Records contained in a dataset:
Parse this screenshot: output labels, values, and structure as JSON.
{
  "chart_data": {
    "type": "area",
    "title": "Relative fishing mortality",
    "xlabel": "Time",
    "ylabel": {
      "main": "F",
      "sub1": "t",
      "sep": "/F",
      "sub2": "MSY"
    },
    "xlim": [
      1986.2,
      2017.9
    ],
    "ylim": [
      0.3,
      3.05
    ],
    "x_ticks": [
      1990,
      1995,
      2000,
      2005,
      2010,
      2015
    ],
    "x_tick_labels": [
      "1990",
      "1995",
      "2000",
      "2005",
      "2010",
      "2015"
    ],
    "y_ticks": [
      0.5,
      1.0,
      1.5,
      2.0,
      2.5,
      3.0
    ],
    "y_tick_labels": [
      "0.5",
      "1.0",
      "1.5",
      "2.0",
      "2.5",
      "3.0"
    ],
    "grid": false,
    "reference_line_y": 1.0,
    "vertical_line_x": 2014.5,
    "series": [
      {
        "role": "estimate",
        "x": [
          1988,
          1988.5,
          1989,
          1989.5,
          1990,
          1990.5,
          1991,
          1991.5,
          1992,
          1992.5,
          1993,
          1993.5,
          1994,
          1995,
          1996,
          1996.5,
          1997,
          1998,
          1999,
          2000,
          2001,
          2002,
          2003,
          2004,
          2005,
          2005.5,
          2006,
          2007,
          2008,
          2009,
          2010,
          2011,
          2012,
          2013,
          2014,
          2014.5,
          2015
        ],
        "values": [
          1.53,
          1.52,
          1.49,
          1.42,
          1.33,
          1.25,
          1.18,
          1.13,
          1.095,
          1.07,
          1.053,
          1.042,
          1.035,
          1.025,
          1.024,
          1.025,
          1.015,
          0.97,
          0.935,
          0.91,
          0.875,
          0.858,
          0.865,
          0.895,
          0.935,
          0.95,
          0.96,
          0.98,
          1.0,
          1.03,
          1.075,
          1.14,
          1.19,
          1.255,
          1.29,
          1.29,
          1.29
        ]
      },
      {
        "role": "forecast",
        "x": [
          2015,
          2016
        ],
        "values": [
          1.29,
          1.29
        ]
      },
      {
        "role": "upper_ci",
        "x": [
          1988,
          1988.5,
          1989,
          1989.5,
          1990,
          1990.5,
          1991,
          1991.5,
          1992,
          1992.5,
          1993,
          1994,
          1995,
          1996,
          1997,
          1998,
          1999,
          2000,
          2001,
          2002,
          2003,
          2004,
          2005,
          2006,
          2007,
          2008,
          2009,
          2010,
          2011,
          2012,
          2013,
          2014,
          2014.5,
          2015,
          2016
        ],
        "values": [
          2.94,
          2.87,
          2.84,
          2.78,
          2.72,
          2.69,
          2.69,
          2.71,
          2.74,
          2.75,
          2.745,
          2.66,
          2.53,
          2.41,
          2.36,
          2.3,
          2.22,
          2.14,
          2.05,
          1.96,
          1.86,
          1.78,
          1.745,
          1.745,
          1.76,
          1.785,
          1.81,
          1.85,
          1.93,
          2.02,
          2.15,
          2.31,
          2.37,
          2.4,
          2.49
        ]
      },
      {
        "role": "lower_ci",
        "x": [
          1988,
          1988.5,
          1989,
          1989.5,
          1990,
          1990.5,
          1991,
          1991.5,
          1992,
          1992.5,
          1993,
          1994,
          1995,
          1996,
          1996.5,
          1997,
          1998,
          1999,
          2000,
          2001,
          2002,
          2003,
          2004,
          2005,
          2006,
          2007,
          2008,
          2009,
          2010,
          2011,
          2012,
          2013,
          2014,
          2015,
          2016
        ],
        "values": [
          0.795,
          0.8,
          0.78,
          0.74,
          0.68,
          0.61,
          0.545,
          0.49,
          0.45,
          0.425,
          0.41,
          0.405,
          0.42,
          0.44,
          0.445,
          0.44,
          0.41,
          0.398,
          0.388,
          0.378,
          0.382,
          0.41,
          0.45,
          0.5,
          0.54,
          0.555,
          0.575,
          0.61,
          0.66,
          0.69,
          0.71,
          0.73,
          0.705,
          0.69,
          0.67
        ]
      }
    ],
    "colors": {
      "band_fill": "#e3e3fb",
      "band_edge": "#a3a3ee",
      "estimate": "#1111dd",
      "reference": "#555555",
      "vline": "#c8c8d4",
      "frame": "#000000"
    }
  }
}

What is needed. Take the entries above and transcribe them in full.

Solution.
Parse this screenshot: output labels, values, and structure as JSON.
{
  "chart_data": {
    "type": "area",
    "title": "Relative fishing mortality",
    "xlabel": "Time",
    "ylabel": {
      "main": "F",
      "sub1": "t",
      "sep": "/F",
      "sub2": "MSY"
    },
    "xlim": [
      1986.2,
      2017.9
    ],
    "ylim": [
      0.3,
      3.05
    ],
    "x_ticks": [
      1990,
      1995,
      2000,
      2005,
      2010,
      2015
    ],
    "x_tick_labels": [
      "1990",
      "1995",
      "2000",
      "2005",
      "2010",
      "2015"
    ],
    "y_ticks": [
      0.5,
      1.0,
      1.5,
      2.0,
      2.5,
      3.0
    ],
    "y_tick_labels": [
      "0.5",
      "1.0",
      "1.5",
      "2.0",
      "2.5",
      "3.0"
    ],
    "grid": false,
    "reference_line_y": 1.0,
    "vertical_line_x": 2014.5,
    "series": [
      {
        "role": "estimate",
        "x": [
          1988,
          1988.5,
          1989,
          1989.5,
          1990,
          1990.5,
          1991,
          1991.5,
          1992,
          1992.5,
          1993,
          1993.5,
          1994,
          1995,
          1996,
          1996.5,
          1997,
          1998,
          1999,
          2000,
          2001,
          2002,
          2003,
          2004,
          2005,
          2005.5,
          2006,
          2007,
          2008,
          2009,
          2010,
          2011,
          2012,
          2013,
          2014,
          2014.5,
          2015
        ],
        "values": [
          1.53,
          1.52,
          1.49,
          1.42,
          1.33,
          1.25,
          1.18,
          1.13,
          1.095,
          1.07,
          1.053,
          1.042,
          1.035,
          1.025,
          1.024,
          1.025,
          1.015,
          0.97,
          0.935,
          0.91,
          0.875,
          0.858,
          0.865,
          0.895,
          0.935,
          0.95,
          0.96,
          0.98,
          1.0,
          1.03,
          1.075,
          1.14,
          1.19,
          1.255,
          1.29,
          1.29,
          1.29
        ]
      },
      {
        "role": "forecast",
        "x": [
          2015,
          2016
        ],
        "values": [
          1.29,
          1.29
        ]
      },
      {
        "role": "upper_ci",
        "x": [
          1988,
          1988.5,
          1989,
          1989.5,
          1990,
          1990.5,
          1991,
          1991.5,
          1992,
          1992.5,
          1993,
          1994,
          1995,
          1996,
          1997,
          1998,
          1999,
          2000,
          2001,
          2002,
          2003,
          2004,
          2005,
          2006,
          2007,
          2008,
          2009,
          2010,
          2011,
          2012,
          2013,
          2014,
          2014.5,
          2015,
          2016
        ],
        "values": [
          2.94,
          2.87,
          2.84,
          2.78,
          2.72,
          2.69,
          2.69,
          2.71,
          2.74,
          2.75,
          2.745,
          2.66,
          2.53,
          2.41,
          2.36,
          2.3,
          2.22,
          2.14,
          2.05,
          1.96,
          1.86,
          1.78,
          1.745,
          1.745,
          1.76,
          1.785,
          1.81,
          1.85,
          1.93,
          2.02,
          2.15,
          2.31,
          2.37,
          2.4,
          2.49
        ]
      },
      {
        "role": "lower_ci",
        "x": [
          1988,
          1988.5,
          1989,
          1989.5,
          1990,
          1990.5,
          1991,
          1991.5,
          1992,
          1992.5,
          1993,
          1994,
          1995,
          1996,
          1996.5,
          1997,
          1998,
          1999,
          2000,
          2001,
          2002,
          2003,
          2004,
          2005,
          2006,
          2007,
          2008,
          2009,
          2010,
          2011,
          2012,
          2013,
          2014,
          2015,
          2016
        ],
        "values": [
          0.795,
          0.8,
          0.78,
          0.74,
          0.68,
          0.61,
          0.545,
          0.49,
          0.45,
          0.425,
          0.41,
          0.405,
          0.42,
          0.44,
          0.445,
          0.44,
          0.41,
          0.398,
          0.388,
          0.378,
          0.382,
          0.41,
          0.45,
          0.5,
          0.54,
          0.555,
          0.575,
          0.61,
          0.66,
          0.69,
          0.71,
          0.73,
          0.705,
          0.69,
          0.67
        ]
      }
    ],
    "colors": {
      "band_fill": "#e3e3fb",
      "band_edge": "#a3a3ee",
      "estimate": "#1111dd",
      "reference": "#555555",
      "vline": "#c8c8d4",
      "frame": "#000000"
    }
  }
}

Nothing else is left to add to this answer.